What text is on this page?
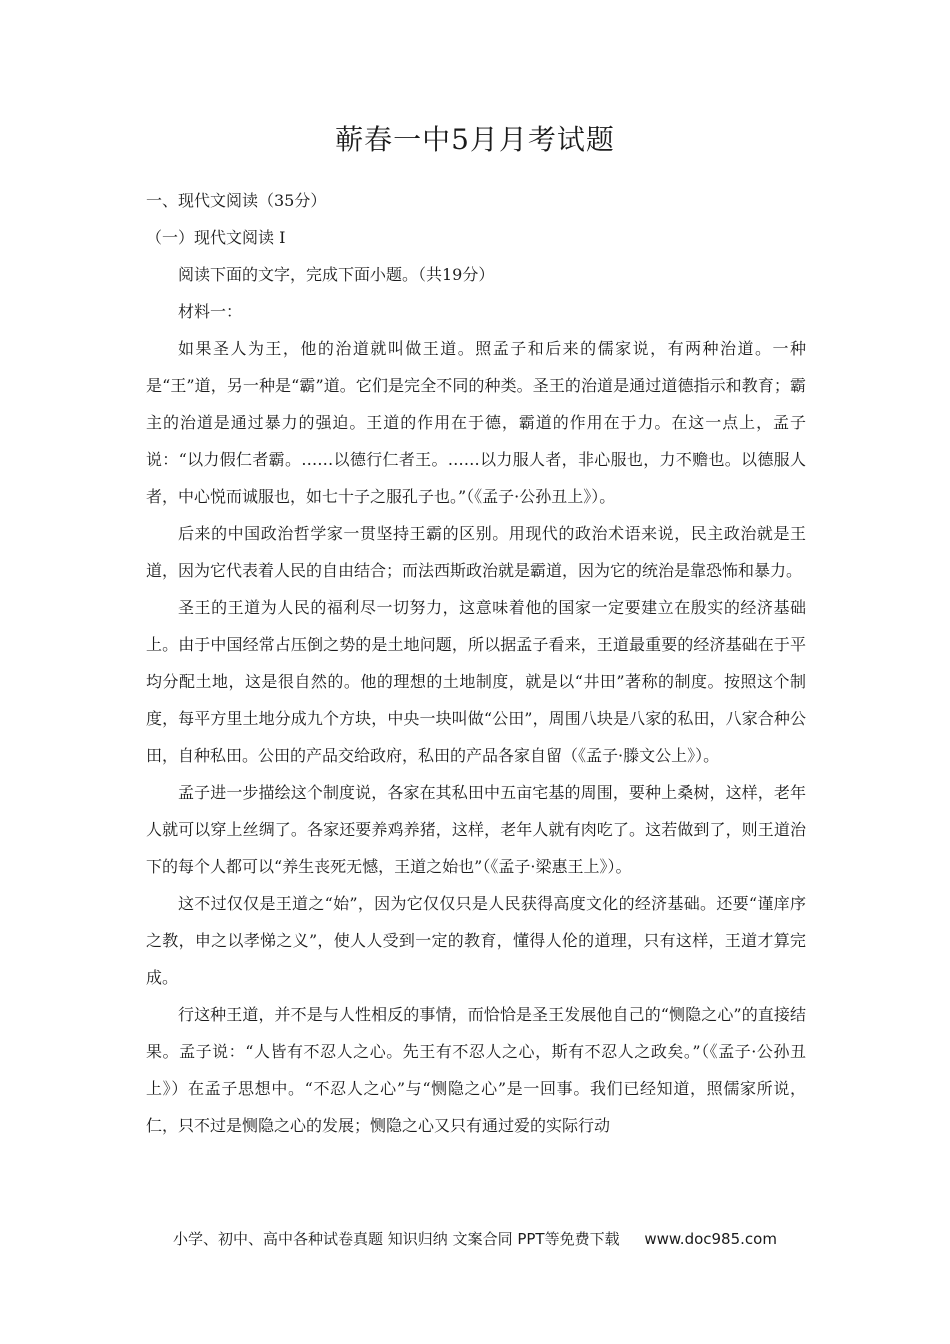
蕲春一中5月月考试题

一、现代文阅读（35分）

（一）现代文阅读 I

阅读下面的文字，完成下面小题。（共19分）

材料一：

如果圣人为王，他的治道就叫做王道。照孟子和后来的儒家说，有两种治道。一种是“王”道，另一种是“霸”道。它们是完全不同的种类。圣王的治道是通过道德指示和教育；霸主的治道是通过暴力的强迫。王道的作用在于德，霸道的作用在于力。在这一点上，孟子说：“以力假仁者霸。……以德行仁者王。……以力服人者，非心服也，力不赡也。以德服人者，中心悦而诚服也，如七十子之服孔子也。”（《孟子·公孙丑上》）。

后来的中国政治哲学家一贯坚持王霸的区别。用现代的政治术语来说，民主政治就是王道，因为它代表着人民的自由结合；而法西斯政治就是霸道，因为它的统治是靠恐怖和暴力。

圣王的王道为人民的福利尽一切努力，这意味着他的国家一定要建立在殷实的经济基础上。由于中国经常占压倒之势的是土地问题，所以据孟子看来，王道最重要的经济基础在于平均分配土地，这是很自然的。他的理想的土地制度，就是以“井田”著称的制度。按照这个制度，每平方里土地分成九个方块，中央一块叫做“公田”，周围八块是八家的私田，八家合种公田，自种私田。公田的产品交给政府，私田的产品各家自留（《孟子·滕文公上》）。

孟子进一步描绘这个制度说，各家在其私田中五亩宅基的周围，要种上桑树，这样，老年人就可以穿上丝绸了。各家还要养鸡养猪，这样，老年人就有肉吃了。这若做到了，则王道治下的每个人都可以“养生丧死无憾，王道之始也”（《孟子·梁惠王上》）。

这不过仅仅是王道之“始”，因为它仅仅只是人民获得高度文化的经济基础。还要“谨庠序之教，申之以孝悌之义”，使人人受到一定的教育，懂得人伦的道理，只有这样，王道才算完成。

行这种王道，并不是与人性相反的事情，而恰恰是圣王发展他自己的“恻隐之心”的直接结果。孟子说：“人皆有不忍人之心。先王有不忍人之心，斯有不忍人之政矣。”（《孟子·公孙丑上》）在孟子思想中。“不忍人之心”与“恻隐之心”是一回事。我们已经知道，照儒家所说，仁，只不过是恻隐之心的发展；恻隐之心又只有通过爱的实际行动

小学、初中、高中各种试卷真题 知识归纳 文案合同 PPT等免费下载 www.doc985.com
★ ★ ★
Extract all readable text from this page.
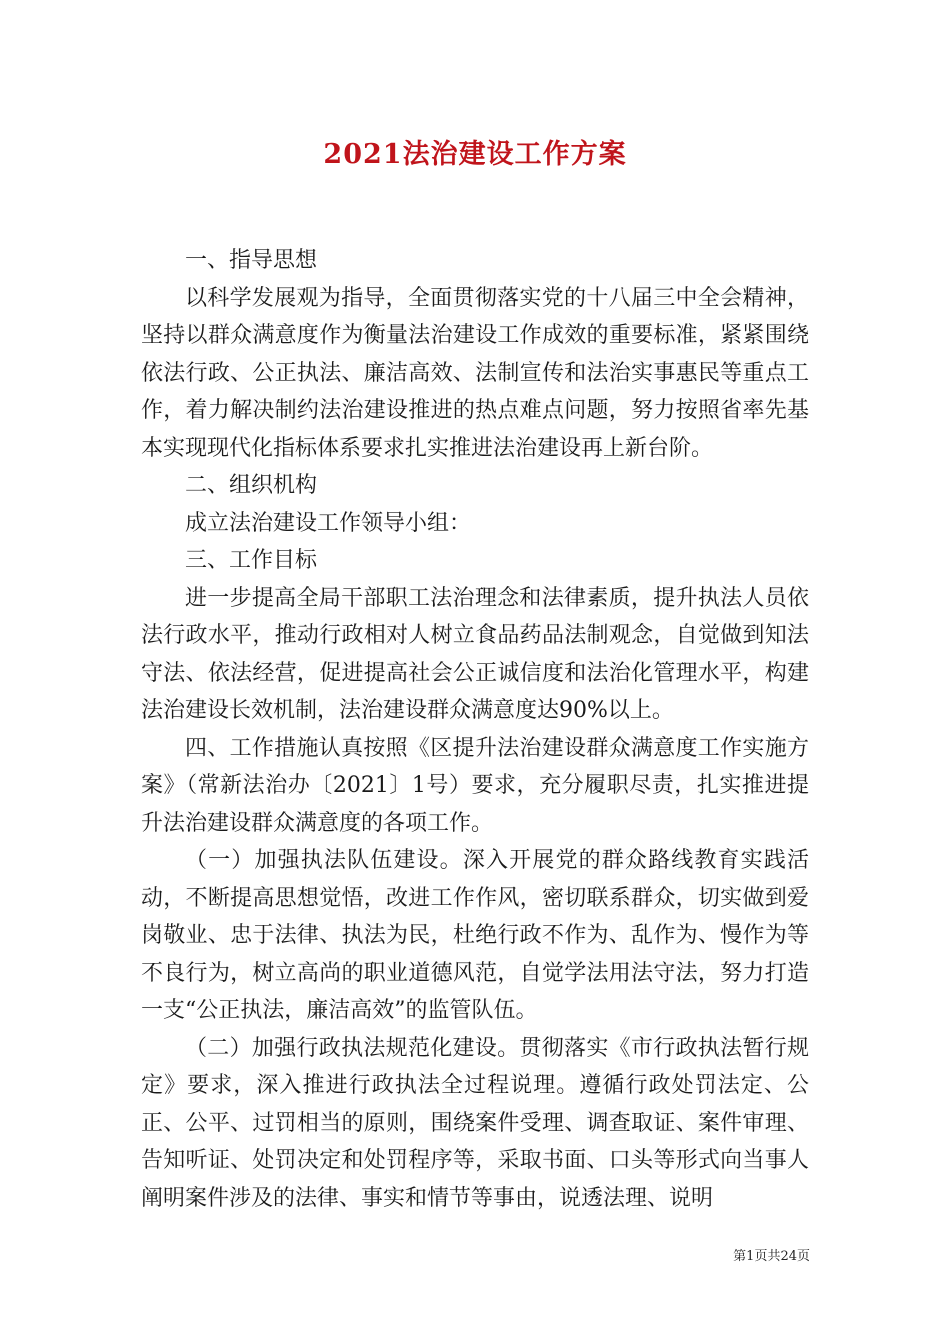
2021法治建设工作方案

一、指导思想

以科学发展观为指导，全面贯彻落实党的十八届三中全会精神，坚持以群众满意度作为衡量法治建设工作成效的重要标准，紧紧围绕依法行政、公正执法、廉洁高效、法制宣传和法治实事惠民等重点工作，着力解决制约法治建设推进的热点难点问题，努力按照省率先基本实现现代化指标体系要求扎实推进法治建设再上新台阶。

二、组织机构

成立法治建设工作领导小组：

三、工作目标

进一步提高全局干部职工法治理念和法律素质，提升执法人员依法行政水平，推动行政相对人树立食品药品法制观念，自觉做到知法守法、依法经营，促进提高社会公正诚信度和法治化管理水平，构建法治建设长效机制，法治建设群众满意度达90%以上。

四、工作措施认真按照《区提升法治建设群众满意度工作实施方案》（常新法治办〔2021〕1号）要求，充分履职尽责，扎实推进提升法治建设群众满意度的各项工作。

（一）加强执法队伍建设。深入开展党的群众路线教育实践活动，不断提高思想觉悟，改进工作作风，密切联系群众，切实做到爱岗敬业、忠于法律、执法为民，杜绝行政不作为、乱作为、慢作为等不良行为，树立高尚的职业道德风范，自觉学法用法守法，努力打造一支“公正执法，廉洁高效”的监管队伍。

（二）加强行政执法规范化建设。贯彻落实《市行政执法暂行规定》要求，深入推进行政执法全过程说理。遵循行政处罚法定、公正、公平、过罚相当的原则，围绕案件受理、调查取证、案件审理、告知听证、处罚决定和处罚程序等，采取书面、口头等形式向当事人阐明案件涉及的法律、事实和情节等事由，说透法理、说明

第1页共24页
★ ★ ★
## PROBLEM REQUIREMENTS
Every line containing the string "text" must be listed.

## RESULT BELOW
What text is on this page?
Extract all readable text from this page.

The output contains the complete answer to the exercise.